Your instructions:
Scan the data below and pick out the lines containing the word "NaNO₃".

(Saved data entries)
================================

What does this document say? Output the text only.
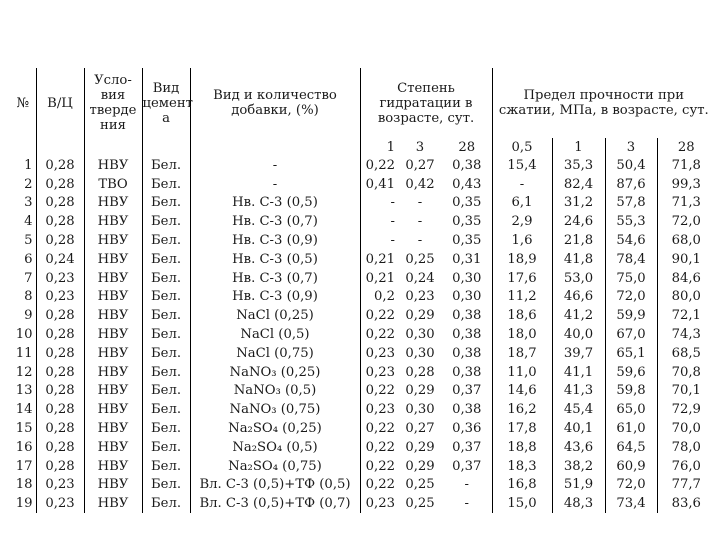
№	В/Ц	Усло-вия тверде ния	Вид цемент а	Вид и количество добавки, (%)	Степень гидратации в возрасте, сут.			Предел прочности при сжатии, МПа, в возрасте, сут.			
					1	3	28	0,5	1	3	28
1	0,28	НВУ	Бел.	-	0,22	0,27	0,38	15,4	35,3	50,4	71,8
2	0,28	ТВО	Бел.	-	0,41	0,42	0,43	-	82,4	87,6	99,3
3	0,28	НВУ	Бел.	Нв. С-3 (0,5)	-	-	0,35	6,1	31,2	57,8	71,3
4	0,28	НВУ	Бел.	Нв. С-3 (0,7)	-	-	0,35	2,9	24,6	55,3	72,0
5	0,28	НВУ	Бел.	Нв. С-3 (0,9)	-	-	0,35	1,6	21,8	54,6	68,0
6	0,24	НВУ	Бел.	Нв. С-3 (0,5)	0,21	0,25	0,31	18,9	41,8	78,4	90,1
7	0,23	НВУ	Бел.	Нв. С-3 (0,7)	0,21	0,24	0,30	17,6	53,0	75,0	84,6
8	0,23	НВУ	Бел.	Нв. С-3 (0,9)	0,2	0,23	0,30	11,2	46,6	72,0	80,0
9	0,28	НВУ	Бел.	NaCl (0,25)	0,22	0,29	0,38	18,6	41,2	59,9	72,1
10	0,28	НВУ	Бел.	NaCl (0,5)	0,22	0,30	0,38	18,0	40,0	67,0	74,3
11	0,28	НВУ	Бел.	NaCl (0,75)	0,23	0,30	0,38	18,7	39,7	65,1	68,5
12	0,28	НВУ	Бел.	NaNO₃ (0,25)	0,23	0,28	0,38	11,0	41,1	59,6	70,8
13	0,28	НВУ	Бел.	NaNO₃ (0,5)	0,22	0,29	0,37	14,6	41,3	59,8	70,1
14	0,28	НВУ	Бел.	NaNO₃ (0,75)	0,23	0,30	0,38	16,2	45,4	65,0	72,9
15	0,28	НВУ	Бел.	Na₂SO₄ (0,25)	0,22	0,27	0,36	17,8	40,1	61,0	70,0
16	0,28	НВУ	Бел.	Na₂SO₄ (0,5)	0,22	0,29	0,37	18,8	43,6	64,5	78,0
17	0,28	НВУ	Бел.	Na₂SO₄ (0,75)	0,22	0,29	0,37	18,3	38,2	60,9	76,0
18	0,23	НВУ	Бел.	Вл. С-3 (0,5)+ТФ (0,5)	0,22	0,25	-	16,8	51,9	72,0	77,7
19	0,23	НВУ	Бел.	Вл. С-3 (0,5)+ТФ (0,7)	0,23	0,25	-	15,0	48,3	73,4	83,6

================================

Full answer:
12	0,28	НВУ	Бел.	NaNO₃ (0,25)	0,23	0,28	0,38	11,0	41,1	59,6	70,8
13	0,28	НВУ	Бел.	NaNO₃ (0,5)	0,22	0,29	0,37	14,6	41,3	59,8	70,1
14	0,28	НВУ	Бел.	NaNO₃ (0,75)	0,23	0,30	0,38	16,2	45,4	65,0	72,9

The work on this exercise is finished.